Requirements:
Write out all of the entries exactly, please.
☆ ☆ ☆ ☆ ☆
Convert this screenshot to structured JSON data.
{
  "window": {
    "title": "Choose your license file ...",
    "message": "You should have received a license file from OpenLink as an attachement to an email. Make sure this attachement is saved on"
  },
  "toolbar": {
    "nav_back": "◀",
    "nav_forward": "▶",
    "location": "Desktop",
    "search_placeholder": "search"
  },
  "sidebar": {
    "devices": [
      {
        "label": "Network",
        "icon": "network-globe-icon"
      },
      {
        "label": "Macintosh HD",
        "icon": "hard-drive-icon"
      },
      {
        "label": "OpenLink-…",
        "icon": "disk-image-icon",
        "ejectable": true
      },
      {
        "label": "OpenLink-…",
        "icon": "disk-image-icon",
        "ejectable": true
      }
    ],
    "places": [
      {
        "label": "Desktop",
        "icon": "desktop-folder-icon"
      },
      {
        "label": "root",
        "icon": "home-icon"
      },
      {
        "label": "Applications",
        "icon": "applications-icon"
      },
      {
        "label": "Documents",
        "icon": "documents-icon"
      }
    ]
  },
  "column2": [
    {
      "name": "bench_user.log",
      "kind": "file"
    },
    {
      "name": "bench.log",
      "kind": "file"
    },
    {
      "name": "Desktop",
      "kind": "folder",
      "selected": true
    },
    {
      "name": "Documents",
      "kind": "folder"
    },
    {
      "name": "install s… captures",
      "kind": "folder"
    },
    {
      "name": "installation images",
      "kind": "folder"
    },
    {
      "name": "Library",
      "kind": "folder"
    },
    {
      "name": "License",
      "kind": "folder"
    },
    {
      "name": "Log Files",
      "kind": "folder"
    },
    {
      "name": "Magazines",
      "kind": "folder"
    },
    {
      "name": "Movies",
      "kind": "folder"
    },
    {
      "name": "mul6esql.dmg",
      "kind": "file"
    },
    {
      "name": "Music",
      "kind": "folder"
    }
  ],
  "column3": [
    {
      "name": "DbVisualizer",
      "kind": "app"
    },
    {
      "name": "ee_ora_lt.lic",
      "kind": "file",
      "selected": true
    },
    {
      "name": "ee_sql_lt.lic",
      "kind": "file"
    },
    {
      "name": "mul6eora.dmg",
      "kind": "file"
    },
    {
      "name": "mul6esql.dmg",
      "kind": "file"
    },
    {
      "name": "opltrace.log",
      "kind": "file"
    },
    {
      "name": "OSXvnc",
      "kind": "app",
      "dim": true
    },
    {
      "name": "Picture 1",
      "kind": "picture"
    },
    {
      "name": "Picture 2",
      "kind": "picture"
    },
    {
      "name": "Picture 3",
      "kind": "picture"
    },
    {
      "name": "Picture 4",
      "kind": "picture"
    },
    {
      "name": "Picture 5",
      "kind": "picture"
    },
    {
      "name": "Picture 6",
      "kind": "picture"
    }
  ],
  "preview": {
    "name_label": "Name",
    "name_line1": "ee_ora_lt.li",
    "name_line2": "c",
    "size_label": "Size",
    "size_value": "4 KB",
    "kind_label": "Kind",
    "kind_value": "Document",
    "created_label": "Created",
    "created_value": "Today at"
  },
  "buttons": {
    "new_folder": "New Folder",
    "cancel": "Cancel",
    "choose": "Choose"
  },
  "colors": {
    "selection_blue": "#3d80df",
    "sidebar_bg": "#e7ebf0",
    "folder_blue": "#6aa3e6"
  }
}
☆ ☆ ☆ ☆ ☆
Written response:
Convert this screenshot to structured JSON data.
{
  "window": {
    "title": "Choose your license file ...",
    "message": "You should have received a license file from OpenLink as an attachement to an email. Make sure this attachement is saved on"
  },
  "toolbar": {
    "nav_back": "◀",
    "nav_forward": "▶",
    "location": "Desktop",
    "search_placeholder": "search"
  },
  "sidebar": {
    "devices": [
      {
        "label": "Network",
        "icon": "network-globe-icon"
      },
      {
        "label": "Macintosh HD",
        "icon": "hard-drive-icon"
      },
      {
        "label": "OpenLink-…",
        "icon": "disk-image-icon",
        "ejectable": true
      },
      {
        "label": "OpenLink-…",
        "icon": "disk-image-icon",
        "ejectable": true
      }
    ],
    "places": [
      {
        "label": "Desktop",
        "icon": "desktop-folder-icon"
      },
      {
        "label": "root",
        "icon": "home-icon"
      },
      {
        "label": "Applications",
        "icon": "applications-icon"
      },
      {
        "label": "Documents",
        "icon": "documents-icon"
      }
    ]
  },
  "column2": [
    {
      "name": "bench_user.log",
      "kind": "file"
    },
    {
      "name": "bench.log",
      "kind": "file"
    },
    {
      "name": "Desktop",
      "kind": "folder",
      "selected": true
    },
    {
      "name": "Documents",
      "kind": "folder"
    },
    {
      "name": "install s… captures",
      "kind": "folder"
    },
    {
      "name": "installation images",
      "kind": "folder"
    },
    {
      "name": "Library",
      "kind": "folder"
    },
    {
      "name": "License",
      "kind": "folder"
    },
    {
      "name": "Log Files",
      "kind": "folder"
    },
    {
      "name": "Magazines",
      "kind": "folder"
    },
    {
      "name": "Movies",
      "kind": "folder"
    },
    {
      "name": "mul6esql.dmg",
      "kind": "file"
    },
    {
      "name": "Music",
      "kind": "folder"
    }
  ],
  "column3": [
    {
      "name": "DbVisualizer",
      "kind": "app"
    },
    {
      "name": "ee_ora_lt.lic",
      "kind": "file",
      "selected": true
    },
    {
      "name": "ee_sql_lt.lic",
      "kind": "file"
    },
    {
      "name": "mul6eora.dmg",
      "kind": "file"
    },
    {
      "name": "mul6esql.dmg",
      "kind": "file"
    },
    {
      "name": "opltrace.log",
      "kind": "file"
    },
    {
      "name": "OSXvnc",
      "kind": "app",
      "dim": true
    },
    {
      "name": "Picture 1",
      "kind": "picture"
    },
    {
      "name": "Picture 2",
      "kind": "picture"
    },
    {
      "name": "Picture 3",
      "kind": "picture"
    },
    {
      "name": "Picture 4",
      "kind": "picture"
    },
    {
      "name": "Picture 5",
      "kind": "picture"
    },
    {
      "name": "Picture 6",
      "kind": "picture"
    }
  ],
  "preview": {
    "name_label": "Name",
    "name_line1": "ee_ora_lt.li",
    "name_line2": "c",
    "size_label": "Size",
    "size_value": "4 KB",
    "kind_label": "Kind",
    "kind_value": "Document",
    "created_label": "Created",
    "created_value": "Today at"
  },
  "buttons": {
    "new_folder": "New Folder",
    "cancel": "Cancel",
    "choose": "Choose"
  },
  "colors": {
    "selection_blue": "#3d80df",
    "sidebar_bg": "#e7ebf0",
    "folder_blue": "#6aa3e6"
  }
}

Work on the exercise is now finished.